Records shown:
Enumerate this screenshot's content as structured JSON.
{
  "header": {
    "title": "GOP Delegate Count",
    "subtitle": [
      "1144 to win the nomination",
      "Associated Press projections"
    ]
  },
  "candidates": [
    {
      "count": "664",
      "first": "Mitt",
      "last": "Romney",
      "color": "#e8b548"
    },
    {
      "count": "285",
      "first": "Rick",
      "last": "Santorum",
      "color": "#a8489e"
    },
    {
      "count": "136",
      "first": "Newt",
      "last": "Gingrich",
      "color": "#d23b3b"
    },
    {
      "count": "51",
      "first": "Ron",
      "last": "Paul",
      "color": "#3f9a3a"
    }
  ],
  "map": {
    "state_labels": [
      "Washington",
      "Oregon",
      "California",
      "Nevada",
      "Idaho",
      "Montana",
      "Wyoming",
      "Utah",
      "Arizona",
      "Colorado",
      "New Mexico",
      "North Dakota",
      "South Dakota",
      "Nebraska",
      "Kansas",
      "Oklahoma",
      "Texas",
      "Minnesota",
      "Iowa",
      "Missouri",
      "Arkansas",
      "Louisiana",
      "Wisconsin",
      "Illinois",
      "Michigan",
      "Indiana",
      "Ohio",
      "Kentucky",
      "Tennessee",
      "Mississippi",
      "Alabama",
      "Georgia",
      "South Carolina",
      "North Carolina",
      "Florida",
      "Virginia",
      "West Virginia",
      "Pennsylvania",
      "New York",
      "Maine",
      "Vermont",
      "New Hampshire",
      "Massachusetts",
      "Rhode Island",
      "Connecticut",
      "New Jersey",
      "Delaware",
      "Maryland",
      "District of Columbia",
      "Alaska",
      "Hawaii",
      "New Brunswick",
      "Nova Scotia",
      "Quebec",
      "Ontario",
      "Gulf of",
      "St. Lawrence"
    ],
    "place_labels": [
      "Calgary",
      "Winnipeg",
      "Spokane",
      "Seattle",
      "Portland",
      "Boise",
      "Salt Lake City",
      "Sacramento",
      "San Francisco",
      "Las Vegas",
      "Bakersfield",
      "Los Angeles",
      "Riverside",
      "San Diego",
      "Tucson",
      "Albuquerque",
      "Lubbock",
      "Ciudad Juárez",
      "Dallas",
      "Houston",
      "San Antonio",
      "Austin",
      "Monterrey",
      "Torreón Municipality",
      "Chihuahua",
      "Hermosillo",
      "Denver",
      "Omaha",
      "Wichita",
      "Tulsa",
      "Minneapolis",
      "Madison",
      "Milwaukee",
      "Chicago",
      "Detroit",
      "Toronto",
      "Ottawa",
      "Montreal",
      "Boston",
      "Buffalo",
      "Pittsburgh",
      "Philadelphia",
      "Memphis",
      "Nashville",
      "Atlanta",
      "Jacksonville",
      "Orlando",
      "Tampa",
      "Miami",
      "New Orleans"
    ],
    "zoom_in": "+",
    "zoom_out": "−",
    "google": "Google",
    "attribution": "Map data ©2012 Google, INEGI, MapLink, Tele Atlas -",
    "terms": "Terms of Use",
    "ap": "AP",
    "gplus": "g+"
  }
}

What this task involves: The records above are to be repeated exactly, in their entirety.

Full response:
Enumerate this screenshot's content as structured JSON.
{
  "header": {
    "title": "GOP Delegate Count",
    "subtitle": [
      "1144 to win the nomination",
      "Associated Press projections"
    ]
  },
  "candidates": [
    {
      "count": "664",
      "first": "Mitt",
      "last": "Romney",
      "color": "#e8b548"
    },
    {
      "count": "285",
      "first": "Rick",
      "last": "Santorum",
      "color": "#a8489e"
    },
    {
      "count": "136",
      "first": "Newt",
      "last": "Gingrich",
      "color": "#d23b3b"
    },
    {
      "count": "51",
      "first": "Ron",
      "last": "Paul",
      "color": "#3f9a3a"
    }
  ],
  "map": {
    "state_labels": [
      "Washington",
      "Oregon",
      "California",
      "Nevada",
      "Idaho",
      "Montana",
      "Wyoming",
      "Utah",
      "Arizona",
      "Colorado",
      "New Mexico",
      "North Dakota",
      "South Dakota",
      "Nebraska",
      "Kansas",
      "Oklahoma",
      "Texas",
      "Minnesota",
      "Iowa",
      "Missouri",
      "Arkansas",
      "Louisiana",
      "Wisconsin",
      "Illinois",
      "Michigan",
      "Indiana",
      "Ohio",
      "Kentucky",
      "Tennessee",
      "Mississippi",
      "Alabama",
      "Georgia",
      "South Carolina",
      "North Carolina",
      "Florida",
      "Virginia",
      "West Virginia",
      "Pennsylvania",
      "New York",
      "Maine",
      "Vermont",
      "New Hampshire",
      "Massachusetts",
      "Rhode Island",
      "Connecticut",
      "New Jersey",
      "Delaware",
      "Maryland",
      "District of Columbia",
      "Alaska",
      "Hawaii",
      "New Brunswick",
      "Nova Scotia",
      "Quebec",
      "Ontario",
      "Gulf of",
      "St. Lawrence"
    ],
    "place_labels": [
      "Calgary",
      "Winnipeg",
      "Spokane",
      "Seattle",
      "Portland",
      "Boise",
      "Salt Lake City",
      "Sacramento",
      "San Francisco",
      "Las Vegas",
      "Bakersfield",
      "Los Angeles",
      "Riverside",
      "San Diego",
      "Tucson",
      "Albuquerque",
      "Lubbock",
      "Ciudad Juárez",
      "Dallas",
      "Houston",
      "San Antonio",
      "Austin",
      "Monterrey",
      "Torreón Municipality",
      "Chihuahua",
      "Hermosillo",
      "Denver",
      "Omaha",
      "Wichita",
      "Tulsa",
      "Minneapolis",
      "Madison",
      "Milwaukee",
      "Chicago",
      "Detroit",
      "Toronto",
      "Ottawa",
      "Montreal",
      "Boston",
      "Buffalo",
      "Pittsburgh",
      "Philadelphia",
      "Memphis",
      "Nashville",
      "Atlanta",
      "Jacksonville",
      "Orlando",
      "Tampa",
      "Miami",
      "New Orleans"
    ],
    "zoom_in": "+",
    "zoom_out": "−",
    "google": "Google",
    "attribution": "Map data ©2012 Google, INEGI, MapLink, Tele Atlas -",
    "terms": "Terms of Use",
    "ap": "AP",
    "gplus": "g+"
  }
}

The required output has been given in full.